Record set →
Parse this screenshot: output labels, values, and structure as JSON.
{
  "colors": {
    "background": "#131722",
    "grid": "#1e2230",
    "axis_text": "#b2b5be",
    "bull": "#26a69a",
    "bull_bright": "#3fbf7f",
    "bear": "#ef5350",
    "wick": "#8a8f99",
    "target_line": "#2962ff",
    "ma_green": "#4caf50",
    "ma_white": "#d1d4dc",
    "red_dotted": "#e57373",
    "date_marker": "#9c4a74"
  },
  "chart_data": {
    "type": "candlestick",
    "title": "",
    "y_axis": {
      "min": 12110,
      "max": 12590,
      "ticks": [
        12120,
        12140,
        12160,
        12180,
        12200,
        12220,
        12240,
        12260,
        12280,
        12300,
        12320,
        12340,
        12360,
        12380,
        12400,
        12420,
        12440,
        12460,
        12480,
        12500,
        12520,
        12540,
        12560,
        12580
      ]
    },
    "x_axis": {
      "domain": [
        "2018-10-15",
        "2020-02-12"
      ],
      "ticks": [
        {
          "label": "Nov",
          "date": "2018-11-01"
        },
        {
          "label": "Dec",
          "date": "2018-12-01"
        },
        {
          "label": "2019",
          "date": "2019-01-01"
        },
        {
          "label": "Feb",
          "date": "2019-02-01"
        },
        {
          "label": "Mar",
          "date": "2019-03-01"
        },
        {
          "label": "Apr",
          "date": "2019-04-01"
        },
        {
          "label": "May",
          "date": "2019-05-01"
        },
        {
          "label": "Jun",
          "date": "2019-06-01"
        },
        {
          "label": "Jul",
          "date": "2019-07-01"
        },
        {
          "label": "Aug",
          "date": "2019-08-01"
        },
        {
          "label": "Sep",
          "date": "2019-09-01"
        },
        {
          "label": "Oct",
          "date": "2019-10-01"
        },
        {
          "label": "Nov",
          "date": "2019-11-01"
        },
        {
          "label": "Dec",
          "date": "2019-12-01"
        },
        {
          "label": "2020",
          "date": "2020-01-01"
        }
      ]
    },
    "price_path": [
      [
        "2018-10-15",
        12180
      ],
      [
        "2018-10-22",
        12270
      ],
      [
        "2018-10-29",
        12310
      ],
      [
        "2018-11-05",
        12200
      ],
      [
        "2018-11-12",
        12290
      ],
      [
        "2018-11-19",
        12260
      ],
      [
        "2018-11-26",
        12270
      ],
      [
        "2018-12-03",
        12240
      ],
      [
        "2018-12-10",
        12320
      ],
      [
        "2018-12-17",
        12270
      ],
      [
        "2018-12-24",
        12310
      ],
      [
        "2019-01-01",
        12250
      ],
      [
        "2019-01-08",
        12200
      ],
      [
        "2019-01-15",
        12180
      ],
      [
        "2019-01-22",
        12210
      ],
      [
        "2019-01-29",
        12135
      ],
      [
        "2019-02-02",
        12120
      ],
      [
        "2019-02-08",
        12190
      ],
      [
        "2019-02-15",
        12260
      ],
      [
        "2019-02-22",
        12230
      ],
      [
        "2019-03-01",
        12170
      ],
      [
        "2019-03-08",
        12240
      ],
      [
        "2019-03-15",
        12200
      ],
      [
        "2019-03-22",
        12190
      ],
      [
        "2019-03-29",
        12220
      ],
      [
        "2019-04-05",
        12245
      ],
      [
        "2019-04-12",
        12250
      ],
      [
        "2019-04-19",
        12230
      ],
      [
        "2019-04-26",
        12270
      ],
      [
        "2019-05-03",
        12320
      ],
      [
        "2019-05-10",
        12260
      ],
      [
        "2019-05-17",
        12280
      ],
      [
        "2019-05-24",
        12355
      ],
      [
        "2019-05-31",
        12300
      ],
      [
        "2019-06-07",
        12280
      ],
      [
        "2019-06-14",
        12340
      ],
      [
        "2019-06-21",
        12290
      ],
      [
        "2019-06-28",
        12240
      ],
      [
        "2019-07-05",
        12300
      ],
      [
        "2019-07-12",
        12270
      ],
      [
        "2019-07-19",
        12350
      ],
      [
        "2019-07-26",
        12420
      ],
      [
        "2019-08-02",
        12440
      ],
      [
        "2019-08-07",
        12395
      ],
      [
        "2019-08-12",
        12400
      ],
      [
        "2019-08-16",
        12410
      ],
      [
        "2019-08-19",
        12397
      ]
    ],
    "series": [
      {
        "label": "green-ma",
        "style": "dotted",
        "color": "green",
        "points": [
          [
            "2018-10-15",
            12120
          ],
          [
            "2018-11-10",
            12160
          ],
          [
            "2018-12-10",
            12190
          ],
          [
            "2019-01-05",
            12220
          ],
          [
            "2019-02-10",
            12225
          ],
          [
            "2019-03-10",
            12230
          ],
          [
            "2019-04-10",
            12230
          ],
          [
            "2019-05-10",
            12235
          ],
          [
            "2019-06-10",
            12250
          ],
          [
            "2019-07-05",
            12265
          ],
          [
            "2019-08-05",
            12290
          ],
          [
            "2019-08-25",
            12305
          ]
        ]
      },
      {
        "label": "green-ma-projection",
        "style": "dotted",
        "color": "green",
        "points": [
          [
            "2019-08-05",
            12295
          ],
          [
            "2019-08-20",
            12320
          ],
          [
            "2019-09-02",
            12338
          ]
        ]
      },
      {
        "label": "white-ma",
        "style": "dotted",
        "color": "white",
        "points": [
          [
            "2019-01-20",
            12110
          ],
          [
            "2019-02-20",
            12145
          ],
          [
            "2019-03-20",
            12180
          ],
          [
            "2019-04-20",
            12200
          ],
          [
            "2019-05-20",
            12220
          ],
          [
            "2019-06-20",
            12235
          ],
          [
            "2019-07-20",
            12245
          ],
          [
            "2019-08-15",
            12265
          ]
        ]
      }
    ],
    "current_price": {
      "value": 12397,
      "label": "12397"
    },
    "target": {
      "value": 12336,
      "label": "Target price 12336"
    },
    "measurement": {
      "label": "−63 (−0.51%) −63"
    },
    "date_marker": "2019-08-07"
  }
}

Written task →
Copy every record above exactly as it appears.

Solution →
Parse this screenshot: output labels, values, and structure as JSON.
{
  "colors": {
    "background": "#131722",
    "grid": "#1e2230",
    "axis_text": "#b2b5be",
    "bull": "#26a69a",
    "bull_bright": "#3fbf7f",
    "bear": "#ef5350",
    "wick": "#8a8f99",
    "target_line": "#2962ff",
    "ma_green": "#4caf50",
    "ma_white": "#d1d4dc",
    "red_dotted": "#e57373",
    "date_marker": "#9c4a74"
  },
  "chart_data": {
    "type": "candlestick",
    "title": "",
    "y_axis": {
      "min": 12110,
      "max": 12590,
      "ticks": [
        12120,
        12140,
        12160,
        12180,
        12200,
        12220,
        12240,
        12260,
        12280,
        12300,
        12320,
        12340,
        12360,
        12380,
        12400,
        12420,
        12440,
        12460,
        12480,
        12500,
        12520,
        12540,
        12560,
        12580
      ]
    },
    "x_axis": {
      "domain": [
        "2018-10-15",
        "2020-02-12"
      ],
      "ticks": [
        {
          "label": "Nov",
          "date": "2018-11-01"
        },
        {
          "label": "Dec",
          "date": "2018-12-01"
        },
        {
          "label": "2019",
          "date": "2019-01-01"
        },
        {
          "label": "Feb",
          "date": "2019-02-01"
        },
        {
          "label": "Mar",
          "date": "2019-03-01"
        },
        {
          "label": "Apr",
          "date": "2019-04-01"
        },
        {
          "label": "May",
          "date": "2019-05-01"
        },
        {
          "label": "Jun",
          "date": "2019-06-01"
        },
        {
          "label": "Jul",
          "date": "2019-07-01"
        },
        {
          "label": "Aug",
          "date": "2019-08-01"
        },
        {
          "label": "Sep",
          "date": "2019-09-01"
        },
        {
          "label": "Oct",
          "date": "2019-10-01"
        },
        {
          "label": "Nov",
          "date": "2019-11-01"
        },
        {
          "label": "Dec",
          "date": "2019-12-01"
        },
        {
          "label": "2020",
          "date": "2020-01-01"
        }
      ]
    },
    "price_path": [
      [
        "2018-10-15",
        12180
      ],
      [
        "2018-10-22",
        12270
      ],
      [
        "2018-10-29",
        12310
      ],
      [
        "2018-11-05",
        12200
      ],
      [
        "2018-11-12",
        12290
      ],
      [
        "2018-11-19",
        12260
      ],
      [
        "2018-11-26",
        12270
      ],
      [
        "2018-12-03",
        12240
      ],
      [
        "2018-12-10",
        12320
      ],
      [
        "2018-12-17",
        12270
      ],
      [
        "2018-12-24",
        12310
      ],
      [
        "2019-01-01",
        12250
      ],
      [
        "2019-01-08",
        12200
      ],
      [
        "2019-01-15",
        12180
      ],
      [
        "2019-01-22",
        12210
      ],
      [
        "2019-01-29",
        12135
      ],
      [
        "2019-02-02",
        12120
      ],
      [
        "2019-02-08",
        12190
      ],
      [
        "2019-02-15",
        12260
      ],
      [
        "2019-02-22",
        12230
      ],
      [
        "2019-03-01",
        12170
      ],
      [
        "2019-03-08",
        12240
      ],
      [
        "2019-03-15",
        12200
      ],
      [
        "2019-03-22",
        12190
      ],
      [
        "2019-03-29",
        12220
      ],
      [
        "2019-04-05",
        12245
      ],
      [
        "2019-04-12",
        12250
      ],
      [
        "2019-04-19",
        12230
      ],
      [
        "2019-04-26",
        12270
      ],
      [
        "2019-05-03",
        12320
      ],
      [
        "2019-05-10",
        12260
      ],
      [
        "2019-05-17",
        12280
      ],
      [
        "2019-05-24",
        12355
      ],
      [
        "2019-05-31",
        12300
      ],
      [
        "2019-06-07",
        12280
      ],
      [
        "2019-06-14",
        12340
      ],
      [
        "2019-06-21",
        12290
      ],
      [
        "2019-06-28",
        12240
      ],
      [
        "2019-07-05",
        12300
      ],
      [
        "2019-07-12",
        12270
      ],
      [
        "2019-07-19",
        12350
      ],
      [
        "2019-07-26",
        12420
      ],
      [
        "2019-08-02",
        12440
      ],
      [
        "2019-08-07",
        12395
      ],
      [
        "2019-08-12",
        12400
      ],
      [
        "2019-08-16",
        12410
      ],
      [
        "2019-08-19",
        12397
      ]
    ],
    "series": [
      {
        "label": "green-ma",
        "style": "dotted",
        "color": "green",
        "points": [
          [
            "2018-10-15",
            12120
          ],
          [
            "2018-11-10",
            12160
          ],
          [
            "2018-12-10",
            12190
          ],
          [
            "2019-01-05",
            12220
          ],
          [
            "2019-02-10",
            12225
          ],
          [
            "2019-03-10",
            12230
          ],
          [
            "2019-04-10",
            12230
          ],
          [
            "2019-05-10",
            12235
          ],
          [
            "2019-06-10",
            12250
          ],
          [
            "2019-07-05",
            12265
          ],
          [
            "2019-08-05",
            12290
          ],
          [
            "2019-08-25",
            12305
          ]
        ]
      },
      {
        "label": "green-ma-projection",
        "style": "dotted",
        "color": "green",
        "points": [
          [
            "2019-08-05",
            12295
          ],
          [
            "2019-08-20",
            12320
          ],
          [
            "2019-09-02",
            12338
          ]
        ]
      },
      {
        "label": "white-ma",
        "style": "dotted",
        "color": "white",
        "points": [
          [
            "2019-01-20",
            12110
          ],
          [
            "2019-02-20",
            12145
          ],
          [
            "2019-03-20",
            12180
          ],
          [
            "2019-04-20",
            12200
          ],
          [
            "2019-05-20",
            12220
          ],
          [
            "2019-06-20",
            12235
          ],
          [
            "2019-07-20",
            12245
          ],
          [
            "2019-08-15",
            12265
          ]
        ]
      }
    ],
    "current_price": {
      "value": 12397,
      "label": "12397"
    },
    "target": {
      "value": 12336,
      "label": "Target price 12336"
    },
    "measurement": {
      "label": "−63 (−0.51%) −63"
    },
    "date_marker": "2019-08-07"
  }
}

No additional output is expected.